### [Excerpts from a figure dataset]

______________________________

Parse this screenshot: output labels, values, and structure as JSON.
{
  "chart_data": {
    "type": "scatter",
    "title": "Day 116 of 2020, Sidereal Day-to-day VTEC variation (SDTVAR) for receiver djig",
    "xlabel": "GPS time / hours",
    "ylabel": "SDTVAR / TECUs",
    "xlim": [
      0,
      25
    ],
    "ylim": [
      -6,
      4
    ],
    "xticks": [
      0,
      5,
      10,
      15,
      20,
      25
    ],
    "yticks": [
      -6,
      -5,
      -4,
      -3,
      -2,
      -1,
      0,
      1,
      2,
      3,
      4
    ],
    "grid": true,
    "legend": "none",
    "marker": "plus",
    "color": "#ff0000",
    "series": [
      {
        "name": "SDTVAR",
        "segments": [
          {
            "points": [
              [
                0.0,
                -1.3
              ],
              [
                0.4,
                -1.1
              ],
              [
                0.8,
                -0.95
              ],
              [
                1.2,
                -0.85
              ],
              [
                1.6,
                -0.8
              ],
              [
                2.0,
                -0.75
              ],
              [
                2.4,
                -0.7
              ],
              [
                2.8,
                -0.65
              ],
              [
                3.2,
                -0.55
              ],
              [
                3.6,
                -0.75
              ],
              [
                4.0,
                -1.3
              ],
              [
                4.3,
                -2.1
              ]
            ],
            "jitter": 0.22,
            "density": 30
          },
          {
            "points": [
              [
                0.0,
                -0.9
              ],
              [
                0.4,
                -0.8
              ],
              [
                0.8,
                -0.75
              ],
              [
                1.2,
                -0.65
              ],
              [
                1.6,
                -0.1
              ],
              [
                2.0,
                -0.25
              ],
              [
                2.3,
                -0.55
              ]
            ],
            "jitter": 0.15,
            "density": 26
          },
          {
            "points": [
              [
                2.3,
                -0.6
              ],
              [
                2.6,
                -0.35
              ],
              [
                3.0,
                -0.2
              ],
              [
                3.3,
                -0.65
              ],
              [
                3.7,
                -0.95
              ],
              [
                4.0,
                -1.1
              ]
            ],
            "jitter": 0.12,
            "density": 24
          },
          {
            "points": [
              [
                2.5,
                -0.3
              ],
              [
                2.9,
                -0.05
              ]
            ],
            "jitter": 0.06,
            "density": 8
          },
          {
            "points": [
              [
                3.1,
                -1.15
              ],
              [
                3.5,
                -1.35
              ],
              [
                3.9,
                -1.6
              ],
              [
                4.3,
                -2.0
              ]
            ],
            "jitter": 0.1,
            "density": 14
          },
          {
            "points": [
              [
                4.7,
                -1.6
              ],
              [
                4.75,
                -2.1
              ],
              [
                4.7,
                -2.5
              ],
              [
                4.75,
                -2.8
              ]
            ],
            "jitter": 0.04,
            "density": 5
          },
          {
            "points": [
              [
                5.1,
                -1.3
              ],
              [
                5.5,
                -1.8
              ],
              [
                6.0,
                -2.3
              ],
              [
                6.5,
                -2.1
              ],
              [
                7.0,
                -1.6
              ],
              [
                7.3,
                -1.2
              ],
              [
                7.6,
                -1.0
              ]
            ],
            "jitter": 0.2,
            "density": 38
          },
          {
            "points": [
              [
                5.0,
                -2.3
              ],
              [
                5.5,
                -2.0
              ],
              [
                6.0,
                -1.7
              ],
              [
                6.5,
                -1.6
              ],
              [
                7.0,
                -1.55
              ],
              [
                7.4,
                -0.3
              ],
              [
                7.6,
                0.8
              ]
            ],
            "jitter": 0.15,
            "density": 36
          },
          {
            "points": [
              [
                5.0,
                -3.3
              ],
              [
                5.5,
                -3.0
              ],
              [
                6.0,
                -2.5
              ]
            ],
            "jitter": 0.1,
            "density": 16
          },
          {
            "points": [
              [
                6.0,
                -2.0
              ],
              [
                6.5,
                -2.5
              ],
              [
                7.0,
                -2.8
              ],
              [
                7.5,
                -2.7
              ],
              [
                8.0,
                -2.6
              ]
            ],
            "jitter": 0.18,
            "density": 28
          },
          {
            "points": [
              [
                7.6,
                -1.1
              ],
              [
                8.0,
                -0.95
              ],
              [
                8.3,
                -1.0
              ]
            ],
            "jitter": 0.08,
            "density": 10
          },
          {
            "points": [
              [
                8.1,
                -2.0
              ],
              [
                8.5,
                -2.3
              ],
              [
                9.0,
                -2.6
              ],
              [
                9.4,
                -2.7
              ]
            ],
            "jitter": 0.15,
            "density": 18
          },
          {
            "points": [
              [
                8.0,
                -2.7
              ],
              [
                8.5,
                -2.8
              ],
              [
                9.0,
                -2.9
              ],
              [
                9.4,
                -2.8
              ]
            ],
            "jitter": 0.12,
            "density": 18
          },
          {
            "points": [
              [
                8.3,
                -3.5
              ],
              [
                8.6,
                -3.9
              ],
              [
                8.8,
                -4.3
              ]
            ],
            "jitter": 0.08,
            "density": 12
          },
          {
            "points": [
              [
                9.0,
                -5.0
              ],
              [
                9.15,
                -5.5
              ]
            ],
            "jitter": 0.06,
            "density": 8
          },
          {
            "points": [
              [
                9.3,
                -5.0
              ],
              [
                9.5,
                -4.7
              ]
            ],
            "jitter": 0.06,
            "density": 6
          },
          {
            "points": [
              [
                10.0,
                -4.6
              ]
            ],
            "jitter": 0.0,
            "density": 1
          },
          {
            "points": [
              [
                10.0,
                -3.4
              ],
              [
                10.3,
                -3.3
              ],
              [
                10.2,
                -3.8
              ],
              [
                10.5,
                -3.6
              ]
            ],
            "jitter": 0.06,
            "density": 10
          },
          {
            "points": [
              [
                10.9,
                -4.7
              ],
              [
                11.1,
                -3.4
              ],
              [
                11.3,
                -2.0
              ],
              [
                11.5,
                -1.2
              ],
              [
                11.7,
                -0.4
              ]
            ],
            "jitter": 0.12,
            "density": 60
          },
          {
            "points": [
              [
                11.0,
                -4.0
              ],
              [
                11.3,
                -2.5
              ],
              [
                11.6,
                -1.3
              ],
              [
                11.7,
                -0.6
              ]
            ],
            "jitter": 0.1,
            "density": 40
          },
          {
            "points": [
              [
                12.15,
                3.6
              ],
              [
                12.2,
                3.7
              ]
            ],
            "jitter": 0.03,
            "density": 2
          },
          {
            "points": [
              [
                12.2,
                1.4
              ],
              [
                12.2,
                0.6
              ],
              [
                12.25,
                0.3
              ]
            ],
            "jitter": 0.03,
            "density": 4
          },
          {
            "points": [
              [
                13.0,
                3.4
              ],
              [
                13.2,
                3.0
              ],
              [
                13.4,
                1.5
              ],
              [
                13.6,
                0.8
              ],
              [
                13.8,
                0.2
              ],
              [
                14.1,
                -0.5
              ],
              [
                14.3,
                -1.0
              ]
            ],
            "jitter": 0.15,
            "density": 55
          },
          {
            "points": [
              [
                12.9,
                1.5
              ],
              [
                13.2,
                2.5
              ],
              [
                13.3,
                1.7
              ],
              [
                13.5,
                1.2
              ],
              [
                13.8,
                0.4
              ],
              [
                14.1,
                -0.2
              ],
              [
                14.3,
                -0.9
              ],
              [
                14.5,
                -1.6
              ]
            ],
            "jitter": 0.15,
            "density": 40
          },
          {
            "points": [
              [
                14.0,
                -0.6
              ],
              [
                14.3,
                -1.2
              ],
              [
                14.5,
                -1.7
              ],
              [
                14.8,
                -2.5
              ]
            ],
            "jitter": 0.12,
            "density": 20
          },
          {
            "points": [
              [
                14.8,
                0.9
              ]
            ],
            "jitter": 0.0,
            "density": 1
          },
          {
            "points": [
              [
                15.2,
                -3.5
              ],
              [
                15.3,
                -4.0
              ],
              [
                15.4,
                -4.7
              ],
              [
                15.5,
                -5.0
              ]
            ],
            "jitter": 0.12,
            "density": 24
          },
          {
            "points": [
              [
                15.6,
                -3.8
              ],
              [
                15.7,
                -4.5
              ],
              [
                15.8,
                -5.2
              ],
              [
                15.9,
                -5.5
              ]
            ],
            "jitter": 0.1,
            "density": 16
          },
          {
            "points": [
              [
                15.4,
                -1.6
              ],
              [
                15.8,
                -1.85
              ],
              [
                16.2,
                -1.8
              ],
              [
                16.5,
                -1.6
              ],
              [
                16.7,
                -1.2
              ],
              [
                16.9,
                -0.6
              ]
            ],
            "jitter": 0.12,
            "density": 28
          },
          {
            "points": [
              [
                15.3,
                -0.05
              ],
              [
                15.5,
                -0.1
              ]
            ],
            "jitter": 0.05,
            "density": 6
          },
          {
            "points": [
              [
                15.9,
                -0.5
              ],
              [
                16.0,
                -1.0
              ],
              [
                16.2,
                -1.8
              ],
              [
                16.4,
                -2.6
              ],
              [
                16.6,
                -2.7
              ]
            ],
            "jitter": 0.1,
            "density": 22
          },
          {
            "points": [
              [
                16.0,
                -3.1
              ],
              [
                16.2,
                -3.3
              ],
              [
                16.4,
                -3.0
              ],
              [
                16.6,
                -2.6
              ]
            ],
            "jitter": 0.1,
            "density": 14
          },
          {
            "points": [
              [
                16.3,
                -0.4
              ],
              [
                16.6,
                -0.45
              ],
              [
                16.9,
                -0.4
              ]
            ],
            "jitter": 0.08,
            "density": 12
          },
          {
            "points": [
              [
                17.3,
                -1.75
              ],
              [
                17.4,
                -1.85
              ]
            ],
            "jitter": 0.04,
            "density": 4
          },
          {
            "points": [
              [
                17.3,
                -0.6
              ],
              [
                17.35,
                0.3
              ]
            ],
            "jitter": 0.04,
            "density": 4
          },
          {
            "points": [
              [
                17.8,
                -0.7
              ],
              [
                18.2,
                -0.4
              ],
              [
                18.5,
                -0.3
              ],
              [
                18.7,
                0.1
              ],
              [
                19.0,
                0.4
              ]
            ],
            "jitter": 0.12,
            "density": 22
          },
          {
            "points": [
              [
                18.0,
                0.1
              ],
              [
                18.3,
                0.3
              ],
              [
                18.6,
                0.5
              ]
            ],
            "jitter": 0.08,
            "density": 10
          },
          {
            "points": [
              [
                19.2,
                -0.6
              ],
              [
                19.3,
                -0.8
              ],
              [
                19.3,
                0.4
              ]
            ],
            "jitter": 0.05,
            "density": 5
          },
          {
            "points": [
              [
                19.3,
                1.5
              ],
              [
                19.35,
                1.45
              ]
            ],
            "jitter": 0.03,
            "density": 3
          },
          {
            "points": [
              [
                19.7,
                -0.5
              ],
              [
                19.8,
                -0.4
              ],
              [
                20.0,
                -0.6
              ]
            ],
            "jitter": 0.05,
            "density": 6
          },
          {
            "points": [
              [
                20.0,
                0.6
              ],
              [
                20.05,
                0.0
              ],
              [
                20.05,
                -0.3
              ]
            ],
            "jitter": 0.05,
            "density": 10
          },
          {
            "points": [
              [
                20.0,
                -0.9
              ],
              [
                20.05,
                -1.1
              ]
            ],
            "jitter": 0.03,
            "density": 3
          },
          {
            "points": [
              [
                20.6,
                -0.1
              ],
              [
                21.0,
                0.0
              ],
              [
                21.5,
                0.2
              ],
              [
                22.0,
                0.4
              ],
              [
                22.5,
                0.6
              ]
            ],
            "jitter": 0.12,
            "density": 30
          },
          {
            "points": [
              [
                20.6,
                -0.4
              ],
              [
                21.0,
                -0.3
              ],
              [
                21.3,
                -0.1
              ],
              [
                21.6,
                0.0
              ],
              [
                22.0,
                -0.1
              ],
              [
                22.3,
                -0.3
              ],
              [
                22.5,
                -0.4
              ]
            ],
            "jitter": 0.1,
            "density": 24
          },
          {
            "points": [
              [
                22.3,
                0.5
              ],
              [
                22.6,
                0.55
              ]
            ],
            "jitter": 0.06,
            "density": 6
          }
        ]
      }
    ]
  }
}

______________________________

### [Your task]
Find how many lines in the records contain the string "SDTVAR", then give the number alone.

### [Answer in full]
3